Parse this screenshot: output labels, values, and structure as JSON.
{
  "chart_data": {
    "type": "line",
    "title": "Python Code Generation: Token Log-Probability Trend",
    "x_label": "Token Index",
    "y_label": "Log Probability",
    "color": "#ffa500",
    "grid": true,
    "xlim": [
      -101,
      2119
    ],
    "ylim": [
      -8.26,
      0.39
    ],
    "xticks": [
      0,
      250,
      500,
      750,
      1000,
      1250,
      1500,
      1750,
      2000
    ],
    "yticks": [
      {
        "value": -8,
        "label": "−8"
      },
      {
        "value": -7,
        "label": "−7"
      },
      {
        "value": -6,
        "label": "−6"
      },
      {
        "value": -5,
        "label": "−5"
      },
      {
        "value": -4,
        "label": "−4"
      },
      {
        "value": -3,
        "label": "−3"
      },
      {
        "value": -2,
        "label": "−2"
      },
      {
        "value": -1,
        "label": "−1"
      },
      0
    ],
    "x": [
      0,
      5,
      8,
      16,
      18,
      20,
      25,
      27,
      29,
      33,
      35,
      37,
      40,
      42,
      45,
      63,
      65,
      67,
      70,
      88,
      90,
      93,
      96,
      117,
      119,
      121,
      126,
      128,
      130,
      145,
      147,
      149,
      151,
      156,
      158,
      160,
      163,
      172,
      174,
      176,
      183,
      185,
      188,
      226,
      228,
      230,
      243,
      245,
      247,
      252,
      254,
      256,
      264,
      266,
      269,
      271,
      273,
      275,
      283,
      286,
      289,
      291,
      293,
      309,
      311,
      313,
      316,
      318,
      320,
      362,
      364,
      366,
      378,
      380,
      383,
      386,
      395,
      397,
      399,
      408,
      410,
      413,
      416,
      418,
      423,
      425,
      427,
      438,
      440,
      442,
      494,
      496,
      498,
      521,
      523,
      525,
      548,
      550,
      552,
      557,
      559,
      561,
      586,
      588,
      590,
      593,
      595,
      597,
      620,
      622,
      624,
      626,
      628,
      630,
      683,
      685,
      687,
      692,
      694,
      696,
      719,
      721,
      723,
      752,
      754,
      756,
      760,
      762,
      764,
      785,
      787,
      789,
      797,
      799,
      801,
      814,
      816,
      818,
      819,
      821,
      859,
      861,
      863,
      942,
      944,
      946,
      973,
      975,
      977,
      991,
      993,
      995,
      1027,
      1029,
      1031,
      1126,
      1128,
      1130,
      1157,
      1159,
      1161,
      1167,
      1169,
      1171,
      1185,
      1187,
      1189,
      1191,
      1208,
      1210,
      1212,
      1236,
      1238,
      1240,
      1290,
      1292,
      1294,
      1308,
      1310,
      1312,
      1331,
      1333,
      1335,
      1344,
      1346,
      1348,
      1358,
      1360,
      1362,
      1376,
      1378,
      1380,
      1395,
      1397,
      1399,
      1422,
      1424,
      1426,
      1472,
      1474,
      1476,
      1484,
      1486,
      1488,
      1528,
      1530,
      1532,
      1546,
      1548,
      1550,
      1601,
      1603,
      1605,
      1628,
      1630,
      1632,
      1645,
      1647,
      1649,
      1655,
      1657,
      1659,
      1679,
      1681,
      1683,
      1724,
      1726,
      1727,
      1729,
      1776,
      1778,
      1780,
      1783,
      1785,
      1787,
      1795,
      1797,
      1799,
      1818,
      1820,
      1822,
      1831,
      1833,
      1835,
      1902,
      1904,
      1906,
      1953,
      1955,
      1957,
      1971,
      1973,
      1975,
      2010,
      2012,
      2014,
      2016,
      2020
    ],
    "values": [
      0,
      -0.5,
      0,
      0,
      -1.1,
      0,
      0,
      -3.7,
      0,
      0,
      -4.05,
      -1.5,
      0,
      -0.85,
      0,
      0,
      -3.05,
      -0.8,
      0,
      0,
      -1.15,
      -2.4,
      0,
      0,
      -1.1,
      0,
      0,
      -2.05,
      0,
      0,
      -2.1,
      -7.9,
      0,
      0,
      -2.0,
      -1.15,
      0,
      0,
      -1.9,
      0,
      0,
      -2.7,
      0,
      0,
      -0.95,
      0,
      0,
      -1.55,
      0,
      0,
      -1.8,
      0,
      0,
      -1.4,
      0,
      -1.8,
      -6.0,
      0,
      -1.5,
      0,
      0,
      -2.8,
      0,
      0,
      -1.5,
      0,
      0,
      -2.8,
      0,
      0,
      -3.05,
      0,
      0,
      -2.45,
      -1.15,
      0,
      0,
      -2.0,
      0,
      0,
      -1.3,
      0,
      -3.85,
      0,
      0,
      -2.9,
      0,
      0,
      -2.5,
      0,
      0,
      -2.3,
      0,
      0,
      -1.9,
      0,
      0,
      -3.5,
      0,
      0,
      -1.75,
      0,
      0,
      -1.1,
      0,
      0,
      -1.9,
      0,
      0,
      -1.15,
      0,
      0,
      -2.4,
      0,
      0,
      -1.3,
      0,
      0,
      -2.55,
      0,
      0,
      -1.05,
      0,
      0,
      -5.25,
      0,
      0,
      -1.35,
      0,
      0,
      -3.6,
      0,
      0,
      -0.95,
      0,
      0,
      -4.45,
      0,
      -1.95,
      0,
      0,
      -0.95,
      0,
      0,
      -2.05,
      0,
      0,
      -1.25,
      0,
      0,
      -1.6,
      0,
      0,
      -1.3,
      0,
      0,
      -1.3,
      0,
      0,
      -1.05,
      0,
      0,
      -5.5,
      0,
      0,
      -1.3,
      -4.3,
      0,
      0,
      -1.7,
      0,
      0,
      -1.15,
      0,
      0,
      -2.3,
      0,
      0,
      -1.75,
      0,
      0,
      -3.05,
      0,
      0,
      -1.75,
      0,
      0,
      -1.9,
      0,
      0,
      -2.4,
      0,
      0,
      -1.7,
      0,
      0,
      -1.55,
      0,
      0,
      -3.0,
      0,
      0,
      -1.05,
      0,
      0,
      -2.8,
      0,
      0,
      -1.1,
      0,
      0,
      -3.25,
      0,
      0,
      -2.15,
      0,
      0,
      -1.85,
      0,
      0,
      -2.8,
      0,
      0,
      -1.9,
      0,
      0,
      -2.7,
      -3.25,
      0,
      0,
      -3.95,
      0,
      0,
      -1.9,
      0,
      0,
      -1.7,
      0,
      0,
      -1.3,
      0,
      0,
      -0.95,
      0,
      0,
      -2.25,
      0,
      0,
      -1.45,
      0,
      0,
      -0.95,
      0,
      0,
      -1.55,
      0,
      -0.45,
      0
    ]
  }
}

#### Required work
Return all lines with the word "Probability" in them.

#### Task solution
    "title": "Python Code Generation: Token Log-Probability Trend",
    "y_label": "Log Probability",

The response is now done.